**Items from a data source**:
--- Begin ---

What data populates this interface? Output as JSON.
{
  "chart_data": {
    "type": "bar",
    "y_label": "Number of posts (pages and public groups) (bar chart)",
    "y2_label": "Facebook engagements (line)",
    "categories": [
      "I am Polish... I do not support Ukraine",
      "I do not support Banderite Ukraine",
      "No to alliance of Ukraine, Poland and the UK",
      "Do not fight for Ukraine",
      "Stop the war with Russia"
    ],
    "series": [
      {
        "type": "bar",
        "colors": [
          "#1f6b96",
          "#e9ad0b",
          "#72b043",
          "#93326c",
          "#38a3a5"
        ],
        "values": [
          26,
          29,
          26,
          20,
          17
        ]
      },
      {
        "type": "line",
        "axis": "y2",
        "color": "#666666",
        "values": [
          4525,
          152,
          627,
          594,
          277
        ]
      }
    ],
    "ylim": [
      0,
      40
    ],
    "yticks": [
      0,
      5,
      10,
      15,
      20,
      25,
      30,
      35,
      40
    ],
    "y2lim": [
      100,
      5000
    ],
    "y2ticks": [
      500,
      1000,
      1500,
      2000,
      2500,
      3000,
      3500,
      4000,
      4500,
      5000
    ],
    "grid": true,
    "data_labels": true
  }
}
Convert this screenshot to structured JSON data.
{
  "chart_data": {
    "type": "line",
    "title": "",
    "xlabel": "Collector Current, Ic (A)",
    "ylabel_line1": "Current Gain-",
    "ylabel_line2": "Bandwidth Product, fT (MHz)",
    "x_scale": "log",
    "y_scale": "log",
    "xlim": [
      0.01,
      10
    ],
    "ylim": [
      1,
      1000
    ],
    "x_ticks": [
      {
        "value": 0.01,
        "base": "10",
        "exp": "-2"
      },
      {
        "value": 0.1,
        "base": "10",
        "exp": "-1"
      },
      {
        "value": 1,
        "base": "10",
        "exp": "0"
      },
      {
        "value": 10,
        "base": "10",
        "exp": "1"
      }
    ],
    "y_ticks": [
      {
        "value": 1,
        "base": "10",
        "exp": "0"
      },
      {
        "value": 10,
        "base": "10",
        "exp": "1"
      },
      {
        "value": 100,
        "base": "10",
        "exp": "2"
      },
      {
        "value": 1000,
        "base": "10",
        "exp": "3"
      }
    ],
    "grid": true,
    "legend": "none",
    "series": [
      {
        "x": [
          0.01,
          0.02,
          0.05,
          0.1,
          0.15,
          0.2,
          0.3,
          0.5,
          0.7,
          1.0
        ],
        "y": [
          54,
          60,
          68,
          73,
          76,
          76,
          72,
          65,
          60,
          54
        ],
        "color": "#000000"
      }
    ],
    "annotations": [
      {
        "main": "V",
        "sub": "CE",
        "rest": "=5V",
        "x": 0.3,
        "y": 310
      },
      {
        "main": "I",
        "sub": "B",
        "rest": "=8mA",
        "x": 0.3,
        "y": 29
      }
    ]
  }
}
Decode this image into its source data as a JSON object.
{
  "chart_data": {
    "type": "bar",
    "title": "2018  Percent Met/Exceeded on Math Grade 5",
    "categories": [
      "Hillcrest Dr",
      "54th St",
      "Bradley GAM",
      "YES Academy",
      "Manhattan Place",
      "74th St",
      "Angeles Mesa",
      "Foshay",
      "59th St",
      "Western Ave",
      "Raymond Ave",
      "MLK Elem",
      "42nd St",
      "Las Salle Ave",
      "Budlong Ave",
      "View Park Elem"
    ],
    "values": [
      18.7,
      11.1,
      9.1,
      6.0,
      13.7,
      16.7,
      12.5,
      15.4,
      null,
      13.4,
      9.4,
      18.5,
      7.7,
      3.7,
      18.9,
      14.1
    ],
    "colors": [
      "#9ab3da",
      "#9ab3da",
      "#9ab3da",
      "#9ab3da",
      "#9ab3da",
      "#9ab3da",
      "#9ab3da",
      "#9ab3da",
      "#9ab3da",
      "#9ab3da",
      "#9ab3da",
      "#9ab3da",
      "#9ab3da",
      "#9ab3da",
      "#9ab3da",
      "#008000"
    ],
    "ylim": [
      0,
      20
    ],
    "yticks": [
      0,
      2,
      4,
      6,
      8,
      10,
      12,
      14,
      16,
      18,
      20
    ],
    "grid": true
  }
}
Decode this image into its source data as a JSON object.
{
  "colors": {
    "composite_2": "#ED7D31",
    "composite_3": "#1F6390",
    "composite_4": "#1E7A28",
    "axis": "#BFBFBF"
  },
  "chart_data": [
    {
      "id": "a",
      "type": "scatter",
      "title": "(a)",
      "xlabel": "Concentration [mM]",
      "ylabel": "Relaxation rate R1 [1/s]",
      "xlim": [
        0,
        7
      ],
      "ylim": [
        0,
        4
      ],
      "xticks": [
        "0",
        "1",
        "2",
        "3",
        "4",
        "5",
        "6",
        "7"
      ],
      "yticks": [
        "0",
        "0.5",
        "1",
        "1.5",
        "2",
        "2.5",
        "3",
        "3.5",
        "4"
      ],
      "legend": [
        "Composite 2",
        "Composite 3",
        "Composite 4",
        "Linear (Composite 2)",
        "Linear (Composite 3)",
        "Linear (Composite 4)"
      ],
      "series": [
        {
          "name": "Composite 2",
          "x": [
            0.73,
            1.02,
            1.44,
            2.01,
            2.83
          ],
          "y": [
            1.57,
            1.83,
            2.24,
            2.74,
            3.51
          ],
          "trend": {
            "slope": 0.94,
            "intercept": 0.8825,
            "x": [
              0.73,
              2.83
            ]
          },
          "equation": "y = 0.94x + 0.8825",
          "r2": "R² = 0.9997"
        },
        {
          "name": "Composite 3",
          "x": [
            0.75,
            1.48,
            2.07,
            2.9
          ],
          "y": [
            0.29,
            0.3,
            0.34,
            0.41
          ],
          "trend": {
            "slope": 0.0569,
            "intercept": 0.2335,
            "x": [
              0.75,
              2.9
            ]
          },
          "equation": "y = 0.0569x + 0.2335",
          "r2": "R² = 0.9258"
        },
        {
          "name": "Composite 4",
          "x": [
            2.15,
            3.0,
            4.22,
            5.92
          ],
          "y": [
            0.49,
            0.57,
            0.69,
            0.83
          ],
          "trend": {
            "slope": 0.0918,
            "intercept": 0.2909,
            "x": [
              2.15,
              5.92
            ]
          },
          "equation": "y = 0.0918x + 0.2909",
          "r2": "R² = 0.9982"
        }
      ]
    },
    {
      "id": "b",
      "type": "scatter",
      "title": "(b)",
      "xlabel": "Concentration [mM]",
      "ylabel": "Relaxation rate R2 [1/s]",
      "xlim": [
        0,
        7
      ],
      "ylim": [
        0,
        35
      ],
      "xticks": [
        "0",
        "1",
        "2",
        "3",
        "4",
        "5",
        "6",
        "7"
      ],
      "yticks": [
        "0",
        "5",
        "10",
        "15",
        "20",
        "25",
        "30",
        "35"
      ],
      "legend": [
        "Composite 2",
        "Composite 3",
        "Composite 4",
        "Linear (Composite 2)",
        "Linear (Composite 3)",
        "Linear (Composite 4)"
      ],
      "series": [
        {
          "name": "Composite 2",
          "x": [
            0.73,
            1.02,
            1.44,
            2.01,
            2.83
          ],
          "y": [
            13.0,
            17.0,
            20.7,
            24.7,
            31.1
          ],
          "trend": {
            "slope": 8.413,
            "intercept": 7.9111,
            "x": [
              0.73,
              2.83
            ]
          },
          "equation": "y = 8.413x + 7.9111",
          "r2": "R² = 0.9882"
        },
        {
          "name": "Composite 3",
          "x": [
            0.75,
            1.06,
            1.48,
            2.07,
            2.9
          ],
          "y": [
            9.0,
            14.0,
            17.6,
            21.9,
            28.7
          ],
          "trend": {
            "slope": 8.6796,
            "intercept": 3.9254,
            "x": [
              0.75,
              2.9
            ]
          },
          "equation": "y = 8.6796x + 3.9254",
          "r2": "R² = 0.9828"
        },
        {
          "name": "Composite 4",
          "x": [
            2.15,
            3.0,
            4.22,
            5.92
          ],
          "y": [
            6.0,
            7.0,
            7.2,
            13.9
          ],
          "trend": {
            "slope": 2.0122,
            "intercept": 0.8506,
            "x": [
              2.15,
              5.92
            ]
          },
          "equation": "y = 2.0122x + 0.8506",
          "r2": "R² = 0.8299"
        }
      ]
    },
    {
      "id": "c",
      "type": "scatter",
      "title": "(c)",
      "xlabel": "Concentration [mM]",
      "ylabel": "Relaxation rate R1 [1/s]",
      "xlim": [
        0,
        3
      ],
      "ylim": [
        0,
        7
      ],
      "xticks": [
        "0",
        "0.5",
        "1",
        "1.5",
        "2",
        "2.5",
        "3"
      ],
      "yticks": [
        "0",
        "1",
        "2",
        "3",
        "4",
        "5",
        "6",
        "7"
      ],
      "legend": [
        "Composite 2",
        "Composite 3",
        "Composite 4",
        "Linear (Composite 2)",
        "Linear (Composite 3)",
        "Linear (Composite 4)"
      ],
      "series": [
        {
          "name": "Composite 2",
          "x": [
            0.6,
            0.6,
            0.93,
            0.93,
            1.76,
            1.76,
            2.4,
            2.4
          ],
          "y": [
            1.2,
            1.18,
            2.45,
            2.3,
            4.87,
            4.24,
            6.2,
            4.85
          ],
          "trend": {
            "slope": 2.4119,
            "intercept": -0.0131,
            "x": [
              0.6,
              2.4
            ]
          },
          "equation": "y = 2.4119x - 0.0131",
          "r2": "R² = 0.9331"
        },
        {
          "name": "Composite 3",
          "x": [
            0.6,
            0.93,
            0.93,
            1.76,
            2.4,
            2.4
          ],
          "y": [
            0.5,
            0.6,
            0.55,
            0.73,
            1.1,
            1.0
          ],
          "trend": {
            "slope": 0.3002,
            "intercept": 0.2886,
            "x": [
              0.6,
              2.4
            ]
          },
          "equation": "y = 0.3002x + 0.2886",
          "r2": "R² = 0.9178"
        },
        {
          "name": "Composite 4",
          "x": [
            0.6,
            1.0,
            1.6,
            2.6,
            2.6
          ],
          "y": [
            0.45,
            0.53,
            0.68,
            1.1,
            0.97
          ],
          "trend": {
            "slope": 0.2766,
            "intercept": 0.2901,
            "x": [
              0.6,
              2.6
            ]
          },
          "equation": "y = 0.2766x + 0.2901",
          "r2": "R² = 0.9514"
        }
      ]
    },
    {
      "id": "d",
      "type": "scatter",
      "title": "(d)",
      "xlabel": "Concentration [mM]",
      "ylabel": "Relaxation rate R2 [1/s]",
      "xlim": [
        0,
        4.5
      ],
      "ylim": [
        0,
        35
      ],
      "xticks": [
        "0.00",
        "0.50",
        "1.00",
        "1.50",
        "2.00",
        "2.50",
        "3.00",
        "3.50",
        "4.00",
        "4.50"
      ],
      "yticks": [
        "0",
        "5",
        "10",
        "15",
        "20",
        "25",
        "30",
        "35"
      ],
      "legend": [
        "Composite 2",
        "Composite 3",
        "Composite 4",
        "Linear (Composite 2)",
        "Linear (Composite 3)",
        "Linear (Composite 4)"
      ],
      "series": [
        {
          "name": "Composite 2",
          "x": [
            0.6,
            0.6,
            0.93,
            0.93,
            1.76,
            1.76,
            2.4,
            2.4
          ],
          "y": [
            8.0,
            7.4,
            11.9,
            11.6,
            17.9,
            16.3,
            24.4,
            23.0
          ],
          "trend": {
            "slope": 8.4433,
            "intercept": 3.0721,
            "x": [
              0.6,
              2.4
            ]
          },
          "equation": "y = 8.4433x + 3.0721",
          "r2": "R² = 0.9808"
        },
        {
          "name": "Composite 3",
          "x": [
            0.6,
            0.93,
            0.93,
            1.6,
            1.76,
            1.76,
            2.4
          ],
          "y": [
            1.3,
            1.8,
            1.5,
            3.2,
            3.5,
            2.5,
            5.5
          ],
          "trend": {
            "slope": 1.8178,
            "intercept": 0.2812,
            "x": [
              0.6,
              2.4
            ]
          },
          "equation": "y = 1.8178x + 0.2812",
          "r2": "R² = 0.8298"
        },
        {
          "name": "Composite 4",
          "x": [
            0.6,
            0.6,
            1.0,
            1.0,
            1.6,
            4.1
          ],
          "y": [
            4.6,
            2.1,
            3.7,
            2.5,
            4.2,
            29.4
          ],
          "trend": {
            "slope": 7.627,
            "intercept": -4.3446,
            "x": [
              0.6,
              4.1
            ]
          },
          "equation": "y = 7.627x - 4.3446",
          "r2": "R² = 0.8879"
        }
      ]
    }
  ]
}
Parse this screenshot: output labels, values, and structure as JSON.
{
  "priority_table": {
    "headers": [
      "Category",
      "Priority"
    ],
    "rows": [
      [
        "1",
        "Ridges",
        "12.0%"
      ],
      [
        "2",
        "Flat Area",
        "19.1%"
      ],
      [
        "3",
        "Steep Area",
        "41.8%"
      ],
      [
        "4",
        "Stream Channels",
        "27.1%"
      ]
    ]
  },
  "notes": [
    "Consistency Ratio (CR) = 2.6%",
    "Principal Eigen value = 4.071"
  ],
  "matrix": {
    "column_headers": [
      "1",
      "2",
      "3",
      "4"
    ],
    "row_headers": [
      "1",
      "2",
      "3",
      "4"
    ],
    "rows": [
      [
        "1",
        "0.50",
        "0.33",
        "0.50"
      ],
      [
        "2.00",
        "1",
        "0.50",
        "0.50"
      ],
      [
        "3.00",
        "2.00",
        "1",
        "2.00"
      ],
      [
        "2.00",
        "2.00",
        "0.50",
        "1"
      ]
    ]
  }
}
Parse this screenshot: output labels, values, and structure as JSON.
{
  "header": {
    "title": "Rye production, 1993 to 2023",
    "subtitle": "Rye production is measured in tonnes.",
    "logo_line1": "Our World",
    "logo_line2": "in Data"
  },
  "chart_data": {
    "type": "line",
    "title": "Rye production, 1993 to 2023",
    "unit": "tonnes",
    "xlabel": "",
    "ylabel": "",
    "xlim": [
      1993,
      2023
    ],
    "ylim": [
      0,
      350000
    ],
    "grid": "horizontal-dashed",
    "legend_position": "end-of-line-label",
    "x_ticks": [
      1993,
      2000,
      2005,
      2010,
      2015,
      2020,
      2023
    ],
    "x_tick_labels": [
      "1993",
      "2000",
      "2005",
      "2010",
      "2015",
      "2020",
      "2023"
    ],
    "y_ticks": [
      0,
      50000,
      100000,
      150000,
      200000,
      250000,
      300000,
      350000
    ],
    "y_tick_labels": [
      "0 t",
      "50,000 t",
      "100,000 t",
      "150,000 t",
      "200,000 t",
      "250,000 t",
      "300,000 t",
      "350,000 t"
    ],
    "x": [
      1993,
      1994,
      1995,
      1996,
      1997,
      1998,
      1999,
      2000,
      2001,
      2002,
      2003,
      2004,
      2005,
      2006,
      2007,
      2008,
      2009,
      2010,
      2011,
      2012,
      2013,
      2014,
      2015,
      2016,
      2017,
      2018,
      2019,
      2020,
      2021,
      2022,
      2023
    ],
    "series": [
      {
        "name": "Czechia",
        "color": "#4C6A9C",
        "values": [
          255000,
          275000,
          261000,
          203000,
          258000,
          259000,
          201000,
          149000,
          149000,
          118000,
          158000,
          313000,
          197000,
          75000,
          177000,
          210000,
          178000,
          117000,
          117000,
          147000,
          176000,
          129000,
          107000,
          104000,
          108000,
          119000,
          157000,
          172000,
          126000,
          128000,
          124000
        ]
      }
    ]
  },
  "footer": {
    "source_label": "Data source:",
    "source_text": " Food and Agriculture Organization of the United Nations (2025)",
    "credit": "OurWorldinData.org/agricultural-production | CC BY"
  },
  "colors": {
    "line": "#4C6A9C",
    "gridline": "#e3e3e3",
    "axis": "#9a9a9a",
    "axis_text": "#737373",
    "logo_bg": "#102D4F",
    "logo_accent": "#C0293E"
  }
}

--- End ---

**WHAT IS REQUIRED**: Identify which lines contain the word "intercept" and copy each one.

**EXERCISE RESULT**:
            "intercept": 0.8825,
            "intercept": 0.2335,
            "intercept": 0.2909,
            "intercept": 7.9111,
            "intercept": 3.9254,
            "intercept": 0.8506,
            "intercept": -0.0131,
            "intercept": 0.2886,
            "intercept": 0.2901,
            "intercept": 3.0721,
            "intercept": 0.2812,
            "intercept": -4.3446,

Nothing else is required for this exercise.